** BEGIN DATASET CONTENT **

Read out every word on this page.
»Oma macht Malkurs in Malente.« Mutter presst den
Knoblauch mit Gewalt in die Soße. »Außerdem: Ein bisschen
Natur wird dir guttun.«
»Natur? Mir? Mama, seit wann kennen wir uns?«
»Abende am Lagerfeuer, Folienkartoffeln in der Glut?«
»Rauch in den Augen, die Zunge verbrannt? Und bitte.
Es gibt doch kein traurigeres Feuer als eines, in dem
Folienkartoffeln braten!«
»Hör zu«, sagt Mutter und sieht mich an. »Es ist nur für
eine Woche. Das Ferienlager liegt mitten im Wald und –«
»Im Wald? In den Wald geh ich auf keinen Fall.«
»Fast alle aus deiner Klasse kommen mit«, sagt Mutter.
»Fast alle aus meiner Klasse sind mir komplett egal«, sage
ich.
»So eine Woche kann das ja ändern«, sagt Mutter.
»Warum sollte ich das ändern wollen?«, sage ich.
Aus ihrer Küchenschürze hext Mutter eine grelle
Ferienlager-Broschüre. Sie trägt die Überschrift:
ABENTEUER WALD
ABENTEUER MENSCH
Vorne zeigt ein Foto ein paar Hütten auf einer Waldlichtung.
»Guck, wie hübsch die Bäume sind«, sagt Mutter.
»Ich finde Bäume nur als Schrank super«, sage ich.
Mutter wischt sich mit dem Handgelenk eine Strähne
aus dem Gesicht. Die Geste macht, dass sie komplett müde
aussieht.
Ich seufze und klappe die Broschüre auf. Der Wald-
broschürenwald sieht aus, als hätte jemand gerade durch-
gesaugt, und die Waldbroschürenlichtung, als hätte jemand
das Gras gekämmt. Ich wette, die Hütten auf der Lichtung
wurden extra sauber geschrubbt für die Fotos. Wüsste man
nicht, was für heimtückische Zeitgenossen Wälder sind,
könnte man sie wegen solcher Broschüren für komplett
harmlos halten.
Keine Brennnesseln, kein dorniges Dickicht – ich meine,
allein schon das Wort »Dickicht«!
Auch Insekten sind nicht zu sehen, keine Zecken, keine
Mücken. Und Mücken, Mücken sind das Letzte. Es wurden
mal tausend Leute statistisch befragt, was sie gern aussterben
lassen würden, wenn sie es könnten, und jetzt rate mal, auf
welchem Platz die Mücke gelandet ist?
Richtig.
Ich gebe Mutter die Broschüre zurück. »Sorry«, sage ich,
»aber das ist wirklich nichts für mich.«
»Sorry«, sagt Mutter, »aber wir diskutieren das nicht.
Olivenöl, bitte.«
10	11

** END DATASET CONTENT **
** BEGIN DATASET CONTENT **

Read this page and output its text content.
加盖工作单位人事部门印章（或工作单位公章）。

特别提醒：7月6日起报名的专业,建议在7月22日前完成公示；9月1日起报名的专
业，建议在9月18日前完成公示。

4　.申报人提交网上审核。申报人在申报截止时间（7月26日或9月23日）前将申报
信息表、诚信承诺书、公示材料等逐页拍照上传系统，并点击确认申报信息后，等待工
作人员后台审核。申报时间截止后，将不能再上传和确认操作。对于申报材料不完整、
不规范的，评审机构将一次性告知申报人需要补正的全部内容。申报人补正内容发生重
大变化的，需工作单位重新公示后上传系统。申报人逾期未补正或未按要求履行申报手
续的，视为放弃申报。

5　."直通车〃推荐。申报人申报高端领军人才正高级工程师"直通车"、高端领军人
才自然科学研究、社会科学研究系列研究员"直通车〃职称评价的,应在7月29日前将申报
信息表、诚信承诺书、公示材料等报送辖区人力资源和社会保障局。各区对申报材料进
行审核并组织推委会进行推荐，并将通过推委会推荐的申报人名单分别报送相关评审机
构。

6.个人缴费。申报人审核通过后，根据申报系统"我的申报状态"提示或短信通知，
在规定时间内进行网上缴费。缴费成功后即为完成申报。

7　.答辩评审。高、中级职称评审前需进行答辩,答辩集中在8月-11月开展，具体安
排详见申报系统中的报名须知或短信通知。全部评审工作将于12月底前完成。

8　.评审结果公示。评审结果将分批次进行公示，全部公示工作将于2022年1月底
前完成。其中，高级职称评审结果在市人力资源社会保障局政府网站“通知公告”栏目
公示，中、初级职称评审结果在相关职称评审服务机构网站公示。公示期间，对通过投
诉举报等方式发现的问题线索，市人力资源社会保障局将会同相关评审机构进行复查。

** END DATASET CONTENT **

PROBLEM
Search the entries for the word "this", then list each line that holds it.

TASK ANSWER
Read out every word on this page.
Read this page and output its text content.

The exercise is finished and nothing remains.